What is required:
Type out the material below exactly.

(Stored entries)

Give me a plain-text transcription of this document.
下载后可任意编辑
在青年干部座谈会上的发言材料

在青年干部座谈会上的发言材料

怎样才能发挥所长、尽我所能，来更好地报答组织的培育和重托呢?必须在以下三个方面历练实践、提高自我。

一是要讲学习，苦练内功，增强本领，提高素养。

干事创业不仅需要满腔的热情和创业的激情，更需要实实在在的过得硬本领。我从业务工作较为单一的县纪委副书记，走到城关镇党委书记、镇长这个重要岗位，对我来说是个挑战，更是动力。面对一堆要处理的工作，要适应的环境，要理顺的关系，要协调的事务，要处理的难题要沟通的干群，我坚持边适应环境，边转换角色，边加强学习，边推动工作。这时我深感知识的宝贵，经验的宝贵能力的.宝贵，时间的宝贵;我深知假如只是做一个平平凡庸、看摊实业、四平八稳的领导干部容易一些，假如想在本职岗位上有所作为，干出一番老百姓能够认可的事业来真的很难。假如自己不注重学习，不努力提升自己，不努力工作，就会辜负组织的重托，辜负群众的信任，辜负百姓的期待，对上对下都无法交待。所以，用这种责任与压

Exercise response:
Give me a plain-text transcription of this document.
下载后可任意编辑
在青年干部座谈会上的发言材料

在青年干部座谈会上的发言材料

怎样才能发挥所长、尽我所能，来更好地报答组织的培育和重托呢?必须在以下三个方面历练实践、提高自我。

一是要讲学习，苦练内功，增强本领，提高素养。

干事创业不仅需要满腔的热情和创业的激情，更需要实实在在的过得硬本领。我从业务工作较为单一的县纪委副书记，走到城关镇党委书记、镇长这个重要岗位，对我来说是个挑战，更是动力。面对一堆要处理的工作，要适应的环境，要理顺的关系，要协调的事务，要处理的难题要沟通的干群，我坚持边适应环境，边转换角色，边加强学习，边推动工作。这时我深感知识的宝贵，经验的宝贵能力的.宝贵，时间的宝贵;我深知假如只是做一个平平凡庸、看摊实业、四平八稳的领导干部容易一些，假如想在本职岗位上有所作为，干出一番老百姓能够认可的事业来真的很难。假如自己不注重学习，不努力提升自己，不努力工作，就会辜负组织的重托，辜负群众的信任，辜负百姓的期待，对上对下都无法交待。所以，用这种责任与压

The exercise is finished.